Task prompt => Gather the lines that hold the string "требованиям".

[Collected data entries]

-*-*-

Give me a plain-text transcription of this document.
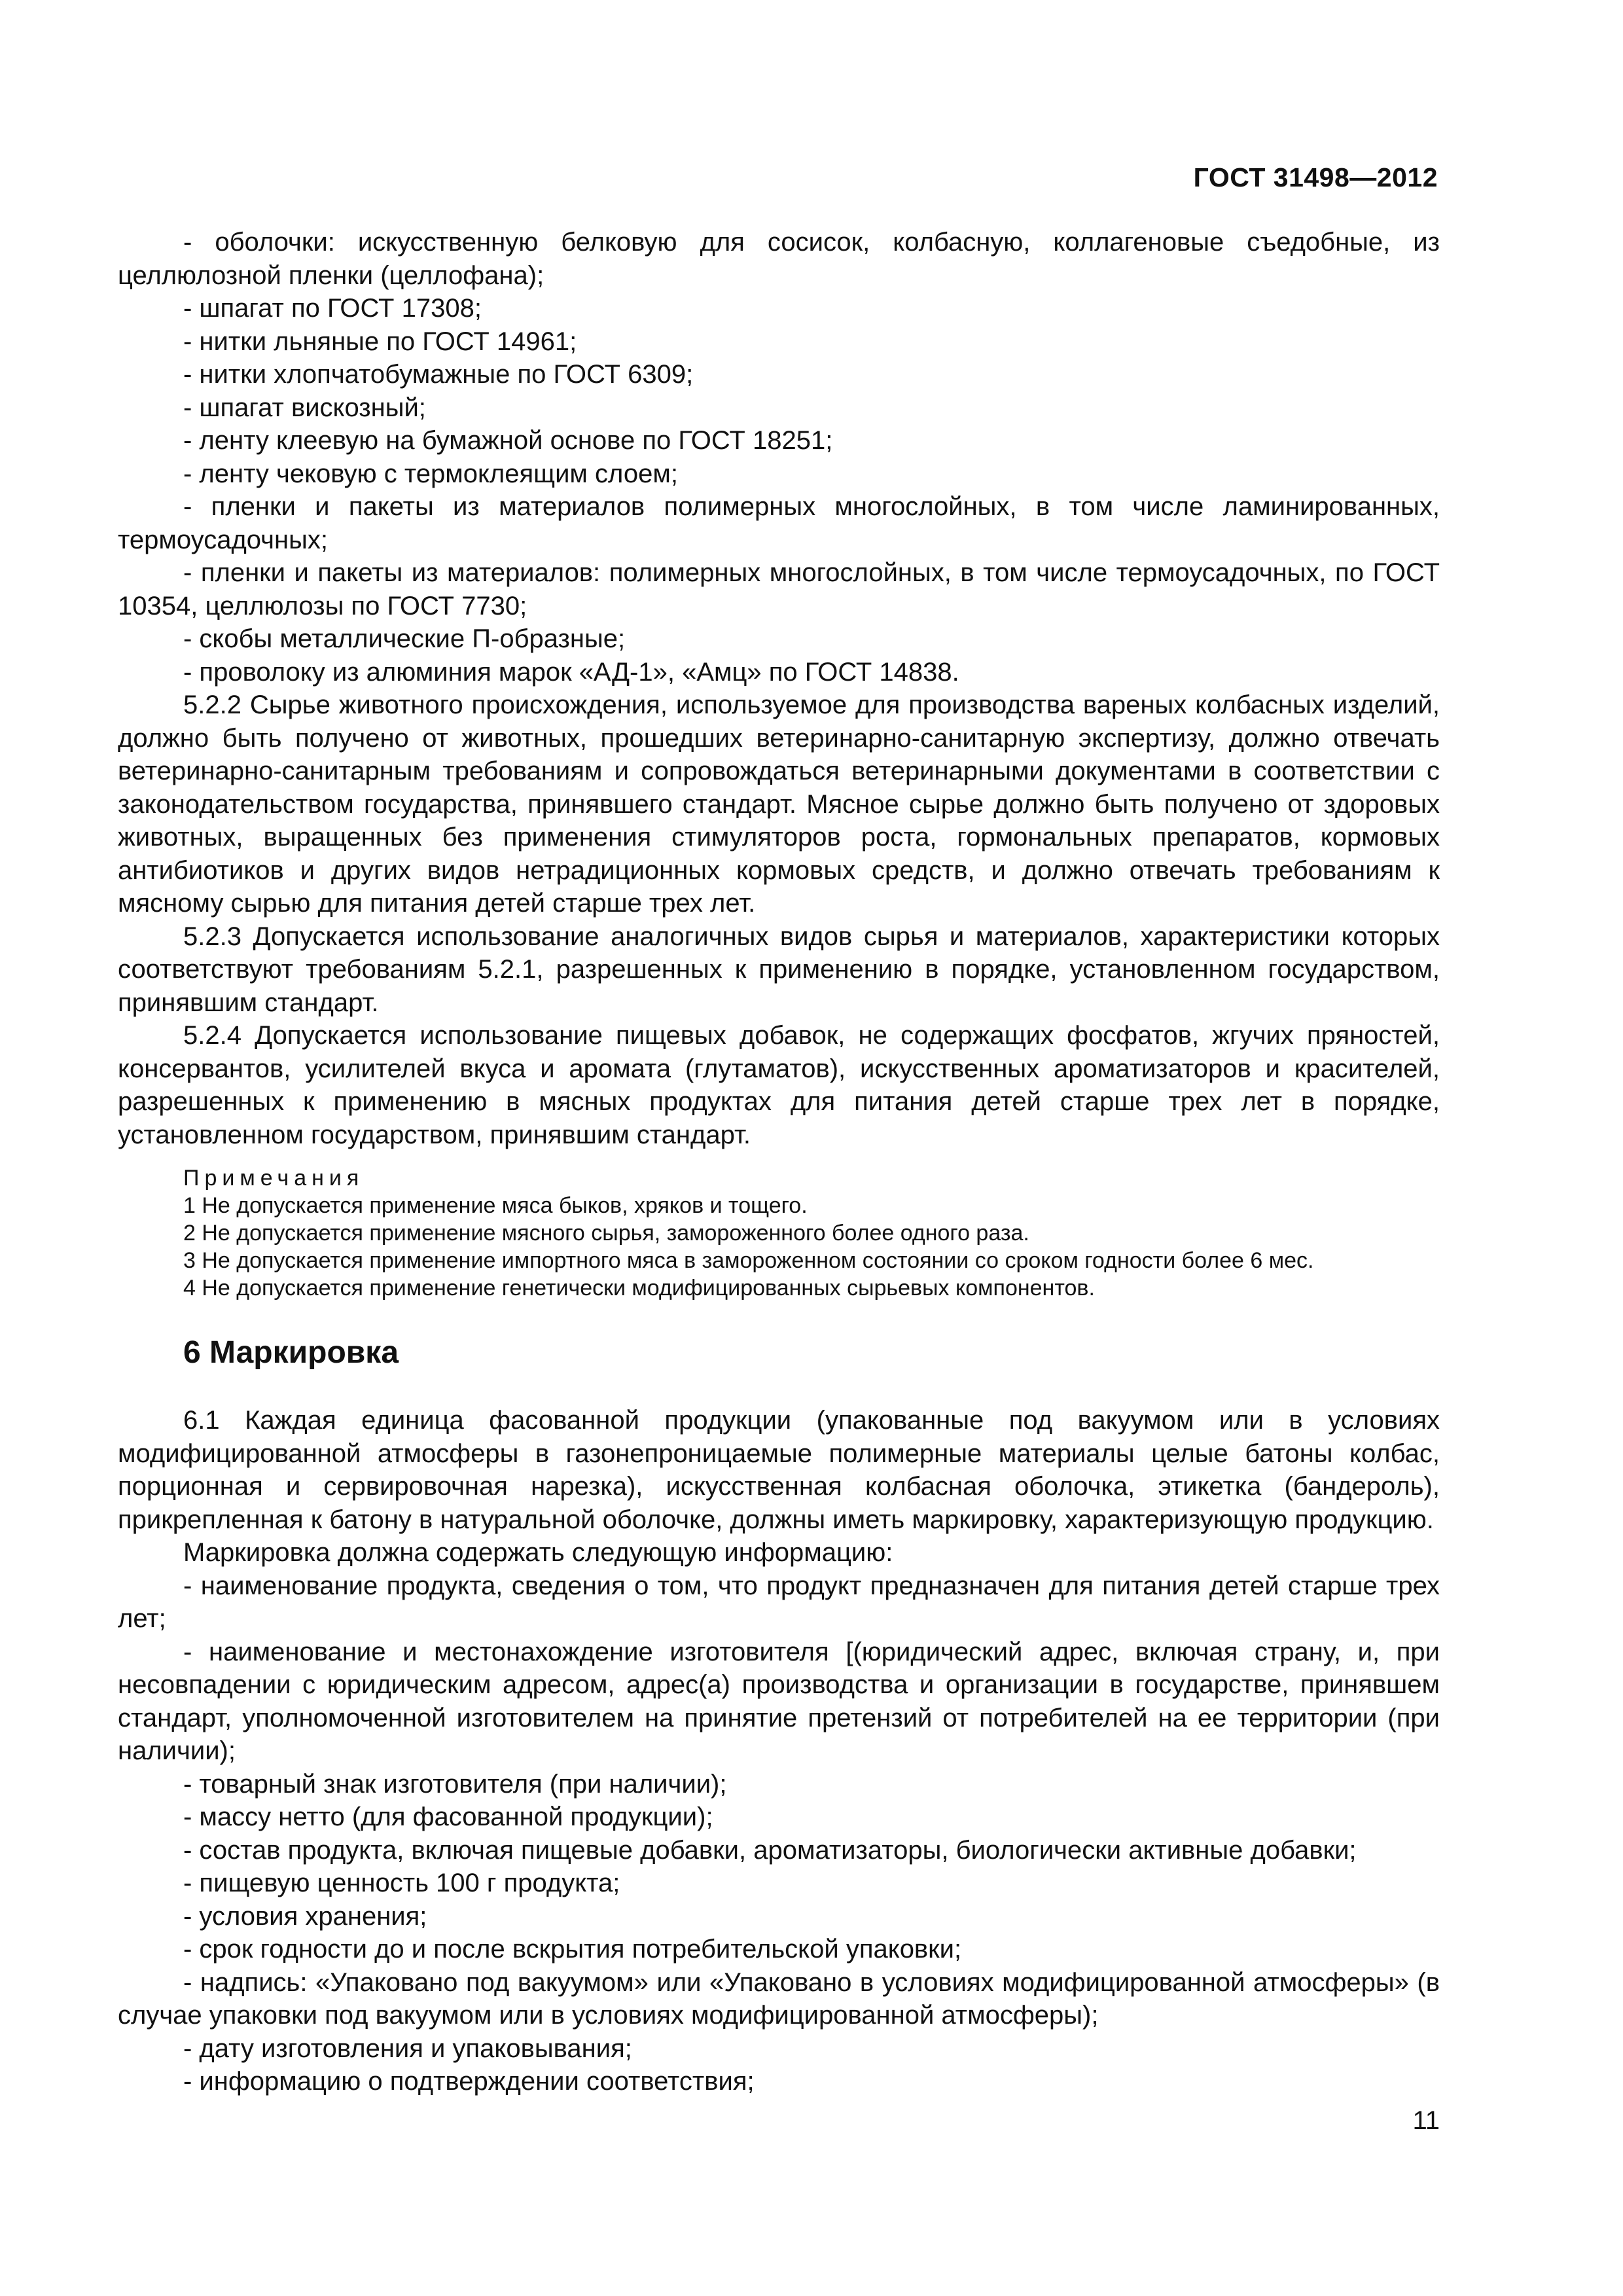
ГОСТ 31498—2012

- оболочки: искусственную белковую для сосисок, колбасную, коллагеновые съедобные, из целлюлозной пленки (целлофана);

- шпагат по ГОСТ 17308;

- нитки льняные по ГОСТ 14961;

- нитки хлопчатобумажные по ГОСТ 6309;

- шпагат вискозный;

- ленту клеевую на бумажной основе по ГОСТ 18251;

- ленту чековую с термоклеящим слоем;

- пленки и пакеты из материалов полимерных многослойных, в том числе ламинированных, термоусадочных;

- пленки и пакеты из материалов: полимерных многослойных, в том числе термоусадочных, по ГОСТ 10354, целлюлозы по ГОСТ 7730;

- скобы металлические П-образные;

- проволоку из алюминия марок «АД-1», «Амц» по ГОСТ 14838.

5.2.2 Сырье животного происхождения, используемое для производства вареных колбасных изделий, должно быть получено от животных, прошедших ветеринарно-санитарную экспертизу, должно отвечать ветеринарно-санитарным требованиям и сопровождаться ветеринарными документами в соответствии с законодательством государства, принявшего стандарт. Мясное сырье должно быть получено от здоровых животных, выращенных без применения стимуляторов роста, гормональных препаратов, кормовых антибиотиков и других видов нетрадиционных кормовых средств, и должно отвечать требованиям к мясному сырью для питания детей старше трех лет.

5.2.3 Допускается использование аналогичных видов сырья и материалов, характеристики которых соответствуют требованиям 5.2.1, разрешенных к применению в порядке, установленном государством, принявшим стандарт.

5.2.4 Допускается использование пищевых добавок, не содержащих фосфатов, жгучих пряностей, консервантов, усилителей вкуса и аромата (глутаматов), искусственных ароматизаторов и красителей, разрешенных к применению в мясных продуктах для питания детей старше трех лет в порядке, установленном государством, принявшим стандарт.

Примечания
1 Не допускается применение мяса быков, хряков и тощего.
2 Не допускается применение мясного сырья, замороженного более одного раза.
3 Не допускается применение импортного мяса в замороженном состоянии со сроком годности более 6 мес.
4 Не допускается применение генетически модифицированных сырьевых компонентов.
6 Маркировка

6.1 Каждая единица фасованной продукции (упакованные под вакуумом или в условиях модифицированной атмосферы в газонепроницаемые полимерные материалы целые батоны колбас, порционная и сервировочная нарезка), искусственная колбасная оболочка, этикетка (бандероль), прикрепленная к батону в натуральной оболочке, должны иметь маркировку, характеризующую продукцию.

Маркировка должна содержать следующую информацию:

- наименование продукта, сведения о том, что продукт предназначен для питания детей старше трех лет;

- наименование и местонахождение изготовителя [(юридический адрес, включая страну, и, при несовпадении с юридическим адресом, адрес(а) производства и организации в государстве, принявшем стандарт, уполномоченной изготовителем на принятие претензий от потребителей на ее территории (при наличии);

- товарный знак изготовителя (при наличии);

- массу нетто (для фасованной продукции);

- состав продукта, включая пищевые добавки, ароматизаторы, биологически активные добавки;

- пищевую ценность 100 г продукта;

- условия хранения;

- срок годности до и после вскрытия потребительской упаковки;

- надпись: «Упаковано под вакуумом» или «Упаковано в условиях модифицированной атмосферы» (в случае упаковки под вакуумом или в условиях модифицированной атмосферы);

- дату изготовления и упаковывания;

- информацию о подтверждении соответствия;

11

-*-*-

Written reply =>
5.2.2 Сырье животного происхождения, используемое для производства вареных колбасных изделий, должно быть получено от животных, прошедших ветеринарно-санитарную экспертизу, должно отвечать ветеринарно-санитарным требованиям и сопровождаться ветеринарными документами в соответствии с законодательством государства, принявшего стандарт. Мясное сырье должно быть получено от здоровых животных, выращенных без применения стимуляторов роста, гормональных препаратов, кормовых антибиотиков и других видов нетрадиционных кормовых средств, и должно отвечать требованиям к мясному сырью для питания детей старше трех лет.
5.2.3 Допускается использование аналогичных видов сырья и материалов, характеристики которых соответствуют требованиям 5.2.1, разрешенных к применению в порядке, установленном государством, принявшим стандарт.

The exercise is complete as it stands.